**YOUR OBJECTIVE:** Reproduce the passage of the OpenMPI post below, starting with "enter image description" and going on through "the hyper-threaded machine.".

**EXTRACT TO READ:**
:::::
1

I have tried to evaluate an OpenMPI program with Matrix Multiplication algorithm, the written code scales very well on a single thread per core machine in our Laboratory (close to ideal speedup within 48 and 64 cores), However, on some other machines which are hyperthreaded there is strange behavior, as you can see in the screenshot from htop I realized the CPU utilization when I run the same experiment with the same command is different and strange, I executed the program with

mpirun --bind-to hwthread--use-hwthread-cpus -n 2 ...

enter image description here

Here I bind the MPI workers to each hwthread, and can be seen with -n 2 which means I overwrite the variable in such a way to bind the execution on two processors (here hwthreads), however, seems it uses another hwthread with more or less 50% of utilization as well! I found this strange because there is not any extra CPU utilization on other machines, I tried this experiment many times and I'm sure this is not a temporary check or sth by OS and is due to the execution model of OpenMPI.

I appreciate it if someone could explain this behavior and extra CPU utilization when I execute this on the hyper-threaded machine.
:::::
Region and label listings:
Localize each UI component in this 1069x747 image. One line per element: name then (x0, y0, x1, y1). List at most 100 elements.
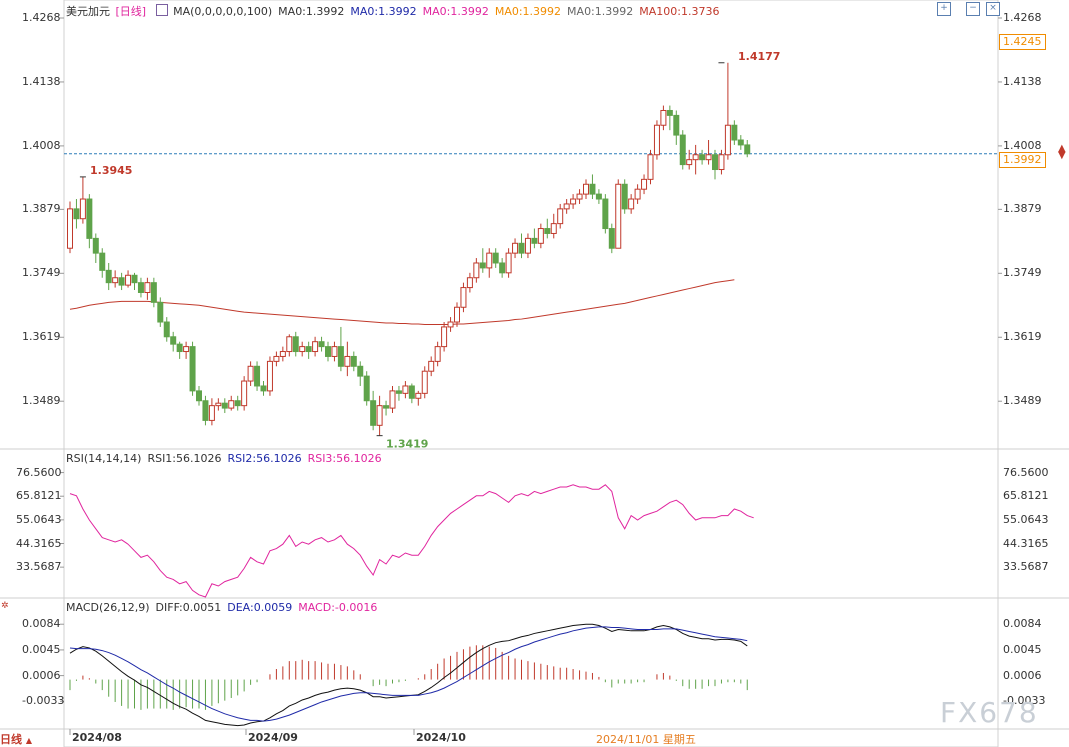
candle-body (550, 223, 557, 234)
candle-body (608, 228, 615, 249)
candle-body (376, 405, 383, 426)
price-tick-left: 1.3879 (22, 202, 61, 216)
candle-body (512, 242, 519, 254)
scroll-arrow-icon[interactable]: ▲ ▼ (1058, 143, 1066, 161)
candle-body (163, 321, 170, 338)
diff-line (69, 623, 748, 727)
macd-tick-right: 0.0006 (1003, 668, 1042, 682)
close-icon[interactable]: × (986, 2, 1000, 16)
candle-body (357, 365, 364, 377)
candle-body (454, 306, 460, 323)
candle-body (737, 139, 744, 146)
plot-frame (63, 0, 999, 747)
candle-body (705, 154, 712, 161)
macd-tick-right: 0.0045 (1003, 642, 1042, 656)
candle-body (273, 355, 280, 362)
price-tick-right: 1.3749 (1003, 266, 1042, 280)
candle-body (157, 301, 164, 323)
price-tick-right: 1.4138 (1003, 74, 1042, 88)
candle-body (660, 109, 667, 126)
candle-body (325, 346, 331, 357)
candle-body (67, 208, 73, 249)
rsi-legend-item: RSI3:56.1026 (307, 452, 382, 465)
macd-tick-left: 0.0084 (22, 617, 61, 631)
candle-body (615, 183, 622, 249)
candle-body (518, 242, 525, 254)
price-tick-left: 1.3749 (22, 266, 61, 280)
candle-body (150, 282, 157, 303)
candle-body (215, 402, 222, 407)
candle-body (370, 400, 377, 426)
candle-body (679, 134, 686, 166)
price-tick-left: 1.4008 (22, 138, 61, 152)
macd-tick-left: 0.0006 (22, 668, 61, 682)
rsi-tick-left: 65.8121 (16, 489, 62, 503)
rsi-tick-left: 33.5687 (16, 560, 62, 574)
candle-body (744, 144, 751, 155)
main-legend: 美元加元 [日线] MA(0,0,0,0,0,100) MA0:1.3992 MA0… (66, 3, 731, 19)
candle-body (389, 390, 396, 409)
candle-body (208, 405, 215, 421)
zoom-in-icon[interactable]: + (937, 2, 951, 16)
rsi-tick-right: 33.5687 (1003, 560, 1049, 574)
candle-body (402, 385, 409, 394)
candle-body (383, 405, 390, 409)
candle-body (299, 346, 306, 353)
main-legend-item: MA0:1.3992 (422, 5, 489, 18)
candle-body (466, 277, 473, 289)
settings-icon[interactable]: ✲ (1, 601, 9, 611)
candle-body (176, 343, 183, 353)
candle-body (408, 385, 415, 399)
candle-body (563, 203, 570, 210)
rsi-tick-left: 44.3165 (16, 536, 62, 550)
candle-body (228, 400, 235, 409)
candle-body (286, 336, 293, 353)
macd-legend-item: DEA:0.0059 (227, 601, 293, 614)
macd-legend-item: MACD:-0.0016 (298, 601, 378, 614)
price-tick-right: 1.4008 (1003, 138, 1042, 152)
candle-body (279, 351, 286, 357)
macd-tick-right: 0.0084 (1003, 617, 1042, 631)
candle-body (576, 193, 583, 200)
candle-body (312, 341, 319, 353)
dea-line (69, 626, 748, 722)
macd-legend-item: DIFF:0.0051 (155, 601, 222, 614)
candle-body (247, 365, 254, 382)
macd-legend: MACD(26,12,9) DIFF:0.0051 DEA:0.0059 MACD:-… (66, 601, 389, 614)
price-tick-left: 1.4138 (22, 74, 61, 88)
candle-body (105, 269, 112, 284)
main-legend-item: MA0:1.3992 (350, 5, 417, 18)
main-legend-item: MA(0,0,0,0,0,100) (173, 5, 273, 18)
rsi-legend: RSI(14,14,14) RSI1:56.1026 RSI2:56.1026 RSI… (66, 452, 394, 465)
candle-body (666, 109, 673, 116)
candle-body (647, 154, 654, 180)
candle-body (331, 346, 338, 357)
current-price-tag: 1.3992 (999, 152, 1046, 168)
rsi-legend-item: RSI2:56.1026 (227, 452, 302, 465)
rsi-line (69, 484, 754, 598)
indicator-settings-icon[interactable] (155, 4, 168, 16)
rsi-tick-right: 76.5600 (1003, 465, 1049, 479)
rsi-tick-right: 55.0643 (1003, 512, 1049, 526)
period-footer[interactable]: 日线 ▲ (0, 733, 32, 746)
x-axis-label: 2024/10 (416, 731, 466, 744)
candle-body (724, 124, 731, 156)
candle-body (92, 237, 99, 254)
candle-body (718, 154, 725, 171)
candle-body (363, 375, 370, 402)
rsi-legend-item: RSI(14,14,14) (66, 452, 142, 465)
candle-body (118, 277, 125, 286)
candle-body (641, 178, 648, 190)
price-tick-right: 1.3489 (1003, 394, 1042, 408)
candle-body (499, 262, 506, 274)
rsi-legend-item: RSI1:56.1026 (147, 452, 222, 465)
candle-body (428, 360, 435, 372)
period-label[interactable]: [日线] (115, 5, 147, 18)
high-annotation: 1.4177 (738, 50, 780, 63)
x-axis-label: 2024/09 (248, 731, 298, 744)
candle-body (202, 400, 209, 421)
macd-legend-item: MACD(26,12,9) (66, 601, 150, 614)
zoom-out-icon[interactable]: − (966, 2, 980, 16)
main-legend-item: MA0:1.3992 (567, 5, 634, 18)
:::::
**COMPLETE RESPONSE:**
enter image description here

Here I bind the MPI workers to each hwthread, and can be seen with -n 2 which means I overwrite the variable in such a way to bind the execution on two processors (here hwthreads), however, seems it uses another hwthread with more or less 50% of utilization as well! I found this strange because there is not any extra CPU utilization on other machines, I tried this experiment many times and I'm sure this is not a temporary check or sth by OS and is due to the execution model of OpenMPI.

I appreciate it if someone could explain this behavior and extra CPU utilization when I execute this on the hyper-threaded machine.